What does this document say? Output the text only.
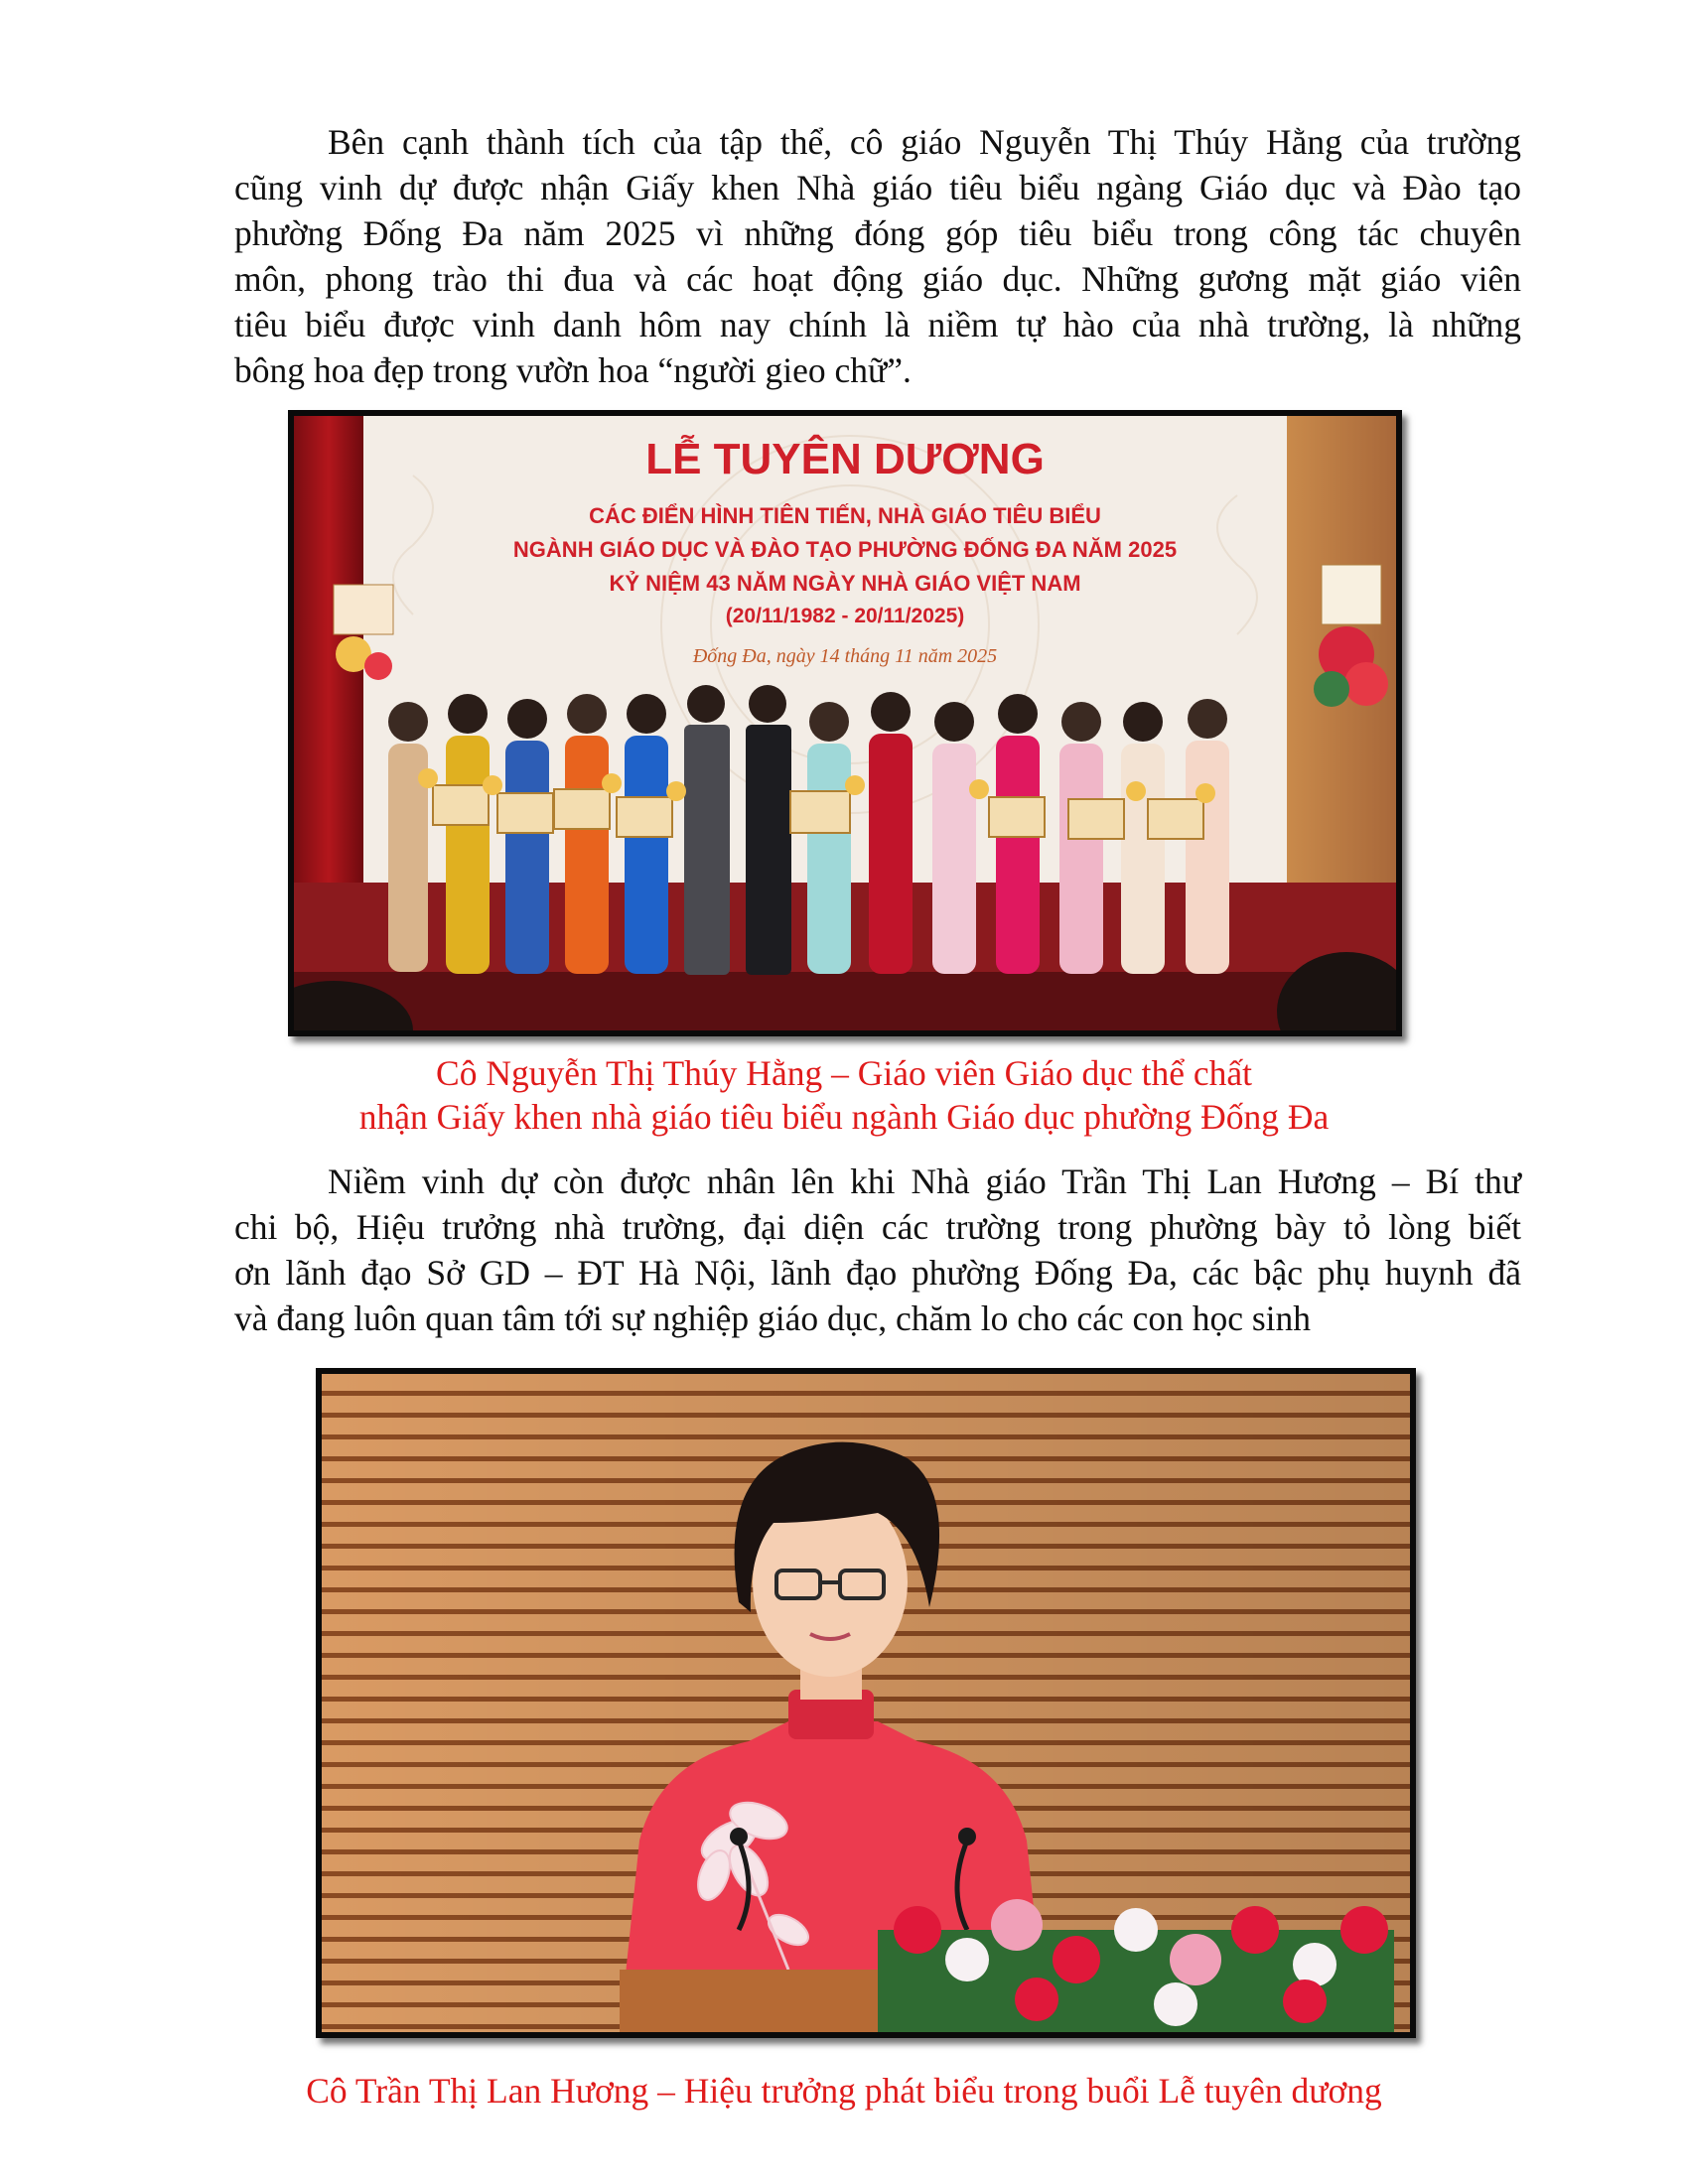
Bên cạnh thành tích của tập thể, cô giáo Nguyễn Thị Thúy Hằng của trường
cũng vinh dự được nhận Giấy khen Nhà giáo tiêu biểu ngàng Giáo dục và Đào tạo
phường Đống Đa năm 2025 vì những đóng góp tiêu biểu trong công tác chuyên
môn, phong trào thi đua và các hoạt động giáo dục. Những gương mặt giáo viên
tiêu biểu được vinh danh hôm nay chính là niềm tự hào của nhà trường, là những
bông hoa đẹp trong vườn hoa “người gieo chữ”.
LỄ TUYÊN DƯƠNG
CÁC ĐIỂN HÌNH TIÊN TIẾN, NHÀ GIÁO TIÊU BIỂU
NGÀNH GIÁO DỤC VÀ ĐÀO TẠO PHƯỜNG ĐỐNG ĐA NĂM 2025
KỶ NIỆM 43 NĂM NGÀY NHÀ GIÁO VIỆT NAM
(20/11/1982 - 20/11/2025)
Đống Đa, ngày 14 tháng 11 năm 2025
Cô Nguyễn Thị Thúy Hằng – Giáo viên Giáo dục thể chất
nhận Giấy khen nhà giáo tiêu biểu ngành Giáo dục phường Đống Đa
Niềm vinh dự còn được nhân lên khi Nhà giáo Trần Thị Lan Hương – Bí thư
chi bộ, Hiệu trưởng nhà trường, đại diện các trường trong phường bày tỏ lòng biết
ơn lãnh đạo Sở GD – ĐT Hà Nội, lãnh đạo phường Đống Đa, các bậc phụ huynh đã
và đang luôn quan tâm tới sự nghiệp giáo dục, chăm lo cho các con học sinh
Cô Trần Thị Lan Hương – Hiệu trưởng phát biểu trong buổi Lễ tuyên dương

TASK REQUIREMENTS >> Leave the pictures out, and transcribe each of the records exactly.

SOLUTION >>
What does this document say? Output the text only.
Bên cạnh thành tích của tập thể, cô giáo Nguyễn Thị Thúy Hằng của trường
cũng vinh dự được nhận Giấy khen Nhà giáo tiêu biểu ngàng Giáo dục và Đào tạo
phường Đống Đa năm 2025 vì những đóng góp tiêu biểu trong công tác chuyên
môn, phong trào thi đua và các hoạt động giáo dục. Những gương mặt giáo viên
tiêu biểu được vinh danh hôm nay chính là niềm tự hào của nhà trường, là những
bông hoa đẹp trong vườn hoa “người gieo chữ”.
LỄ TUYÊN DƯƠNG
CÁC ĐIỂN HÌNH TIÊN TIẾN, NHÀ GIÁO TIÊU BIỂU
NGÀNH GIÁO DỤC VÀ ĐÀO TẠO PHƯỜNG ĐỐNG ĐA NĂM 2025
KỶ NIỆM 43 NĂM NGÀY NHÀ GIÁO VIỆT NAM
(20/11/1982 - 20/11/2025)
Đống Đa, ngày 14 tháng 11 năm 2025
Cô Nguyễn Thị Thúy Hằng – Giáo viên Giáo dục thể chất
nhận Giấy khen nhà giáo tiêu biểu ngành Giáo dục phường Đống Đa
Niềm vinh dự còn được nhân lên khi Nhà giáo Trần Thị Lan Hương – Bí thư
chi bộ, Hiệu trưởng nhà trường, đại diện các trường trong phường bày tỏ lòng biết
ơn lãnh đạo Sở GD – ĐT Hà Nội, lãnh đạo phường Đống Đa, các bậc phụ huynh đã
và đang luôn quan tâm tới sự nghiệp giáo dục, chăm lo cho các con học sinh
Cô Trần Thị Lan Hương – Hiệu trưởng phát biểu trong buổi Lễ tuyên dương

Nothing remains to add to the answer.